=== Records ===
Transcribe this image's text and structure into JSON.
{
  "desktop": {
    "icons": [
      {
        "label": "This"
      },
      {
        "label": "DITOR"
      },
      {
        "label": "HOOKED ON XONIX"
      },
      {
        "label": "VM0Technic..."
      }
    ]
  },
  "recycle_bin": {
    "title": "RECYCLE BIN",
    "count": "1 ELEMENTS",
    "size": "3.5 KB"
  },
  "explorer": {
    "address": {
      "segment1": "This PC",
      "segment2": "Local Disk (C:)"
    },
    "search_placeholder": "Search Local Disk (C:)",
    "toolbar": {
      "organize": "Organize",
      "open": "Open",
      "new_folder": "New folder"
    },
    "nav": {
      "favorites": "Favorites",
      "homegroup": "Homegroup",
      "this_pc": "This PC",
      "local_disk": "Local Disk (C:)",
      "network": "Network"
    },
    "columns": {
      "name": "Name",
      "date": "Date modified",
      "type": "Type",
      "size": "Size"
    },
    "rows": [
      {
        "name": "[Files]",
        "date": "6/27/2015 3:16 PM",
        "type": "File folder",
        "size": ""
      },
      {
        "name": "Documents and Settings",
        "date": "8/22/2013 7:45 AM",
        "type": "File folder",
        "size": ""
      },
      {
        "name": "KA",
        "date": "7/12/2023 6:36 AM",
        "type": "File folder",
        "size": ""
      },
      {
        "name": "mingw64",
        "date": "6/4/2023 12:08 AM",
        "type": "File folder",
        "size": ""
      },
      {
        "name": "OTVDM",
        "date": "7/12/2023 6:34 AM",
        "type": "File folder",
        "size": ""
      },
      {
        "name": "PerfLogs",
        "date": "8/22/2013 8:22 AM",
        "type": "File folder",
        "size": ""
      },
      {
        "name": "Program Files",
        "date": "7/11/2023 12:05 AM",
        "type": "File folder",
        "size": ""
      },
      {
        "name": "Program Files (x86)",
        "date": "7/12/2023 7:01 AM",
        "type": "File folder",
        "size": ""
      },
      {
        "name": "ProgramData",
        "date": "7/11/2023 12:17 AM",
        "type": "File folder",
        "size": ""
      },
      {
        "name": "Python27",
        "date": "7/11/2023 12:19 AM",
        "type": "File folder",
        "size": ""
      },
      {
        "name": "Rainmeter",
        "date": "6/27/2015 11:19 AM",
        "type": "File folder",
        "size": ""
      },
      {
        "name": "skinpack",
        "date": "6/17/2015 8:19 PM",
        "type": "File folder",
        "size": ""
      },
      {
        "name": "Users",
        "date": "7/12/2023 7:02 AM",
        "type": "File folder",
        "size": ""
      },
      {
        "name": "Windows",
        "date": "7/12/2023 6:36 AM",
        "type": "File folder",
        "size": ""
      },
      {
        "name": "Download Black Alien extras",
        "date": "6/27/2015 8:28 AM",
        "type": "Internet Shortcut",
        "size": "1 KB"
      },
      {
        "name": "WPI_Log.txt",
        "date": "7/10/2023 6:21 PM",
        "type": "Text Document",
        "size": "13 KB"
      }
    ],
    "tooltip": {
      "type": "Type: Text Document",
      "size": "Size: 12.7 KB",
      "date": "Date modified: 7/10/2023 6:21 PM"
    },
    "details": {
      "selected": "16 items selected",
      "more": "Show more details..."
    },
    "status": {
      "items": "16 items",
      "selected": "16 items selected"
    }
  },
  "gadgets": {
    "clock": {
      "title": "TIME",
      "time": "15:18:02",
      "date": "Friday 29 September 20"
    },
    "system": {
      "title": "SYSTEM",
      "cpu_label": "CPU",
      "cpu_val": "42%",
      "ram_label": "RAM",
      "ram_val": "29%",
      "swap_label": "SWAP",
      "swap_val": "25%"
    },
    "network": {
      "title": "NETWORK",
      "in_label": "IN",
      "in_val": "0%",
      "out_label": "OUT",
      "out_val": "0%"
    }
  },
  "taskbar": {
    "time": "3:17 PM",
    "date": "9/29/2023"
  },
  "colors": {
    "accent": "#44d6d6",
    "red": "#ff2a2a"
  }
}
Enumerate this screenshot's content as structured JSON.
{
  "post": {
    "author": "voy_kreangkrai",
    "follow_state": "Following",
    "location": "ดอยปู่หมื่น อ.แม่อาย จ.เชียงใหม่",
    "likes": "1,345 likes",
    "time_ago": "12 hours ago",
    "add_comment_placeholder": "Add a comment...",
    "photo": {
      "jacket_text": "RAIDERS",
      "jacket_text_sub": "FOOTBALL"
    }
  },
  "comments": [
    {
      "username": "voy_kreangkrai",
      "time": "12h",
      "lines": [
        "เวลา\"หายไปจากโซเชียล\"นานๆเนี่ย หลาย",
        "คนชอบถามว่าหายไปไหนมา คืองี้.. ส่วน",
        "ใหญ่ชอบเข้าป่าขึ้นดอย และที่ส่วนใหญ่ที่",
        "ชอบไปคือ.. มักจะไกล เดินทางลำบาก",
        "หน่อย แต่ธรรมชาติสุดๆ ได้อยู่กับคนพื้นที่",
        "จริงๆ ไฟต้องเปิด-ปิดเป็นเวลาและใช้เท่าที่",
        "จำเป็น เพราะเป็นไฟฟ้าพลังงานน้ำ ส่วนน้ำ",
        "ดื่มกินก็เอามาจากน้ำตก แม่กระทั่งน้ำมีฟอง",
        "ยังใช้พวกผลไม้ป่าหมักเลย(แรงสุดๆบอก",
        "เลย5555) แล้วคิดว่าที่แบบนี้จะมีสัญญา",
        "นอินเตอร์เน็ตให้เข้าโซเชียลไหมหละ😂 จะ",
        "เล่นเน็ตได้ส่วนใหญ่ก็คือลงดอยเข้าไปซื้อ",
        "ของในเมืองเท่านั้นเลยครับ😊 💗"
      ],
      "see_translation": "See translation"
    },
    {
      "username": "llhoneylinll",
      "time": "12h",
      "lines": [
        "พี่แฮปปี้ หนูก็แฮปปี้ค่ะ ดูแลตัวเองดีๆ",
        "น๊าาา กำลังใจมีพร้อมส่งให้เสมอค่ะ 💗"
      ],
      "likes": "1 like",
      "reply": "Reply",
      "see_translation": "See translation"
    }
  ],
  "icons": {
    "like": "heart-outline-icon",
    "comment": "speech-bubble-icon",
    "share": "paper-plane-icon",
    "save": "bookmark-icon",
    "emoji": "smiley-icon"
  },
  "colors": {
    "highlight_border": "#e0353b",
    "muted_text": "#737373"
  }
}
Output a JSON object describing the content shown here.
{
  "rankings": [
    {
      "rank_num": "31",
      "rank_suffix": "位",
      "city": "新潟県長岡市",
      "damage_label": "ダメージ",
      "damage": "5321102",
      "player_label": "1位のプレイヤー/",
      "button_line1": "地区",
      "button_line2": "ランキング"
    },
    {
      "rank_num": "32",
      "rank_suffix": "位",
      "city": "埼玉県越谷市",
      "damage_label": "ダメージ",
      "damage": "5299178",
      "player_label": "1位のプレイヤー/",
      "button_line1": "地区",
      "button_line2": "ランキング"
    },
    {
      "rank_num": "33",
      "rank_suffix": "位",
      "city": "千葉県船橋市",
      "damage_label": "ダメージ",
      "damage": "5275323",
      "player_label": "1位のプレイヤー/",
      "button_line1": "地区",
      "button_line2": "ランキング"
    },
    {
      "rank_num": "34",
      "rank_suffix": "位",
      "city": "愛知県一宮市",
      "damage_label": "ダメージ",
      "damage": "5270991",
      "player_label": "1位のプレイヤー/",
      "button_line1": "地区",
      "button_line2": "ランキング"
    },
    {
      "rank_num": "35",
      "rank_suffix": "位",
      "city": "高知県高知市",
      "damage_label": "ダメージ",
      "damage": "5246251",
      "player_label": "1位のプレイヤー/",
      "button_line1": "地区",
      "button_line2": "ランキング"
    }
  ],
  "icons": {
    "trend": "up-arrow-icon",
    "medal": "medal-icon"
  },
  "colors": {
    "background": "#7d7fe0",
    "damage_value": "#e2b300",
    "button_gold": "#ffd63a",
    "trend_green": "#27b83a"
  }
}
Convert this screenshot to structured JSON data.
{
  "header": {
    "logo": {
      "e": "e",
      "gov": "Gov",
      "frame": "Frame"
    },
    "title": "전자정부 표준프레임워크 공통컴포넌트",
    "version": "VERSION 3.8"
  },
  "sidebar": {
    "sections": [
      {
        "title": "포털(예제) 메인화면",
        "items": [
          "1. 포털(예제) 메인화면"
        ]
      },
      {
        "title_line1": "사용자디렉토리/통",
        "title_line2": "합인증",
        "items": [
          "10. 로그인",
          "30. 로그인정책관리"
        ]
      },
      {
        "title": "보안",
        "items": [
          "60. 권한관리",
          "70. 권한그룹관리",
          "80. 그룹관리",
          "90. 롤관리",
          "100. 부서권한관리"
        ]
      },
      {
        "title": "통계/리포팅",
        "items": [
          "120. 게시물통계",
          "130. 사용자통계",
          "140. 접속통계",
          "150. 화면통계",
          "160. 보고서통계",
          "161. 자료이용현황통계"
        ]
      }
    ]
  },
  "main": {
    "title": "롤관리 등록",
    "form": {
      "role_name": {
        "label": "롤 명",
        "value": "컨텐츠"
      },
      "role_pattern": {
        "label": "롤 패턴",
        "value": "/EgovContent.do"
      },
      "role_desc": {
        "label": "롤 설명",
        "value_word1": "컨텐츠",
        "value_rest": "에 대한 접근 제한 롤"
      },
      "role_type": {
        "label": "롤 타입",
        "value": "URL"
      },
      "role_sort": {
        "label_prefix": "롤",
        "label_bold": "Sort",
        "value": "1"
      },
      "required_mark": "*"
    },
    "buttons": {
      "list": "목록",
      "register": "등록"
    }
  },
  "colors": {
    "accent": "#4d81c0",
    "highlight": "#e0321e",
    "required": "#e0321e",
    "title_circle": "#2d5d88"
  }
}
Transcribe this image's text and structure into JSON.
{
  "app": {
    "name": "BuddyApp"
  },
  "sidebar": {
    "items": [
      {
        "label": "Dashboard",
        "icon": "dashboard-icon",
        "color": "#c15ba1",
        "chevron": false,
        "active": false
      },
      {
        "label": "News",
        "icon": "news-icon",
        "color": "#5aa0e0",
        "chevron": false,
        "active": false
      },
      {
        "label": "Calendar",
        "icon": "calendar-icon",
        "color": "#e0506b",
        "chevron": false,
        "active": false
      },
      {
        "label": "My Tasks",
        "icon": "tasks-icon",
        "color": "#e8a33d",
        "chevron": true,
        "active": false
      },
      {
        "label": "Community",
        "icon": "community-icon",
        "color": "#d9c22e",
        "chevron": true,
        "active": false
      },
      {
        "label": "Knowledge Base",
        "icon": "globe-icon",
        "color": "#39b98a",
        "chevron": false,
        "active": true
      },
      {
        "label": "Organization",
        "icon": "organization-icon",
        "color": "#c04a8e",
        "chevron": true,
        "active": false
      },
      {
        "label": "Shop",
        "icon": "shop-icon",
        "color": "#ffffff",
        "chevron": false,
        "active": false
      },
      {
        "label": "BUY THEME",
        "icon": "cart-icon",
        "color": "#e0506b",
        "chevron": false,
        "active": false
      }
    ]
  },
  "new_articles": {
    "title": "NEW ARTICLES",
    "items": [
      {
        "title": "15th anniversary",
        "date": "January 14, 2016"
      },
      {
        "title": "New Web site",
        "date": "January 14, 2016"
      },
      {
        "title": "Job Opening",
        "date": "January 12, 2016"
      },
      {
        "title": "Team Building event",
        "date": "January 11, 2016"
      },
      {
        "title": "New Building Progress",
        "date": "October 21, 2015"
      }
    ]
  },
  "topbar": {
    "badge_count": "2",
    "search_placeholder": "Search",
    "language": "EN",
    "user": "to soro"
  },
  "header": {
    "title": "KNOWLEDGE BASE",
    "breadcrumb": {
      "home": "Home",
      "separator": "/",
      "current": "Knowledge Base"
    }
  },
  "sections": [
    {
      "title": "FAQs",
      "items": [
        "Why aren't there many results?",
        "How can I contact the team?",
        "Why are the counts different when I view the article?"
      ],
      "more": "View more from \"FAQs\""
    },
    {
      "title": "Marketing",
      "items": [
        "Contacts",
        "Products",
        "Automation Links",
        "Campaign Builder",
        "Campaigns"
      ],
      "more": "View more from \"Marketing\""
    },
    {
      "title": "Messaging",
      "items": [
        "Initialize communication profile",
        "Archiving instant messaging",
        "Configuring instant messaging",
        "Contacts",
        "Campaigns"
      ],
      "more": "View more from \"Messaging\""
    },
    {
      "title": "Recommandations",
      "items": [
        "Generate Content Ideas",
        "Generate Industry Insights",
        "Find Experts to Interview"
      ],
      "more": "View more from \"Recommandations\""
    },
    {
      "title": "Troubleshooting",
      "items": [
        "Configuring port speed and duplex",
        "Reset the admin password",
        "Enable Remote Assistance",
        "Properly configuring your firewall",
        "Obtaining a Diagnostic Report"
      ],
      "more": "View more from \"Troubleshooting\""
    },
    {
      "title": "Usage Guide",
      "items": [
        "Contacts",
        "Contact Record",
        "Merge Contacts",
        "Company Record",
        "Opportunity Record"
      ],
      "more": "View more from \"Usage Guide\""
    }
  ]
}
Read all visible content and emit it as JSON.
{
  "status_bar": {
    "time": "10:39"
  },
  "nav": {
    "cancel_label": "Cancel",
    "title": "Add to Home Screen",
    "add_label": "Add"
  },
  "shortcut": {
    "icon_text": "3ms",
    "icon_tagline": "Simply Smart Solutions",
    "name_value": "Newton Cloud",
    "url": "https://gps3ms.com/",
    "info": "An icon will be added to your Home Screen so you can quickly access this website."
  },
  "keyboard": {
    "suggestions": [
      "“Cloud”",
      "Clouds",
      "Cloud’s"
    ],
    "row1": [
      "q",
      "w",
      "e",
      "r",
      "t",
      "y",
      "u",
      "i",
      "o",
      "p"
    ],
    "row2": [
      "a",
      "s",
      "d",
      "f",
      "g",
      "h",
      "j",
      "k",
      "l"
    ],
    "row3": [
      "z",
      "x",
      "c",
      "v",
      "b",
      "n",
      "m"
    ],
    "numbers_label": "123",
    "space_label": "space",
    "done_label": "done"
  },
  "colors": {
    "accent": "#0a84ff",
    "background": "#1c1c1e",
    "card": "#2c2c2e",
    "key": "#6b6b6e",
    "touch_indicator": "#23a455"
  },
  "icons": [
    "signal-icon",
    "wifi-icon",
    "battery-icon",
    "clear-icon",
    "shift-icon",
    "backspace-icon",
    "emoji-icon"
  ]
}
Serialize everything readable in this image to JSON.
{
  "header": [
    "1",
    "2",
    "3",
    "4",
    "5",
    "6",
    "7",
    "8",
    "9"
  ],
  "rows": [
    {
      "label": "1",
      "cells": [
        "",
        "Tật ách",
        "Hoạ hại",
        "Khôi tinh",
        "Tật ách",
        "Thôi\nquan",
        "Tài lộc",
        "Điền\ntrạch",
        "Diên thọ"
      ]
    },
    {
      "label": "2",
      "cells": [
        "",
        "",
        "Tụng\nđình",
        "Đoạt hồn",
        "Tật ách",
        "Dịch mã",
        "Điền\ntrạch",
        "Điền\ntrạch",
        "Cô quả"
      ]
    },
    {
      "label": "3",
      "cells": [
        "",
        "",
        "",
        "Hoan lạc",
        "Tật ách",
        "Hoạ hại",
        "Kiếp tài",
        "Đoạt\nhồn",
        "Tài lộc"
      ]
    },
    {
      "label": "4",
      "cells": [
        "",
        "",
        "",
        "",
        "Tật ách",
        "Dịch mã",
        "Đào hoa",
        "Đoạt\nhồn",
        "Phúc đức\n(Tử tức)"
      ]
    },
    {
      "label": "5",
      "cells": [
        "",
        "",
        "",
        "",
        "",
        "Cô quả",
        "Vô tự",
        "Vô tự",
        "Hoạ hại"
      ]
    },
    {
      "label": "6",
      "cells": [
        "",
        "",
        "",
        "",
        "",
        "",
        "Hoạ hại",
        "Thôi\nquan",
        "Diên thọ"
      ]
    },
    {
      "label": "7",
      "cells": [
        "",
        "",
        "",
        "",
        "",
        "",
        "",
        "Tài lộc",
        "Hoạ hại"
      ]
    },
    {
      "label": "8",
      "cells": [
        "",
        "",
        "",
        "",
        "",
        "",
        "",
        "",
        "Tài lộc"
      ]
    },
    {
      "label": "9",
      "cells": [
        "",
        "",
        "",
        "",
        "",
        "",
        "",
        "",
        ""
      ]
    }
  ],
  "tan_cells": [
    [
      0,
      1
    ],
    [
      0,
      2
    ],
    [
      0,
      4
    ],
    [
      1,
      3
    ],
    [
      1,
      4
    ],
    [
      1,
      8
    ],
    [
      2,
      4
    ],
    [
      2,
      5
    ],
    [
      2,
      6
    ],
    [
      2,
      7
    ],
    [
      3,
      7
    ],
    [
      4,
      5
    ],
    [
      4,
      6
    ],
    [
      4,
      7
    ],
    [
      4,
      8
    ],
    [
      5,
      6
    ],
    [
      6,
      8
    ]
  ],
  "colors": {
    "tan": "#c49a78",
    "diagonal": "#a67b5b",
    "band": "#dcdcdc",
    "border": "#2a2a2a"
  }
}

=== Short problem ===
Return every line containing "Building".

=== Result for this exercise ===
        "title": "Team Building event",
        "title": "New Building Progress",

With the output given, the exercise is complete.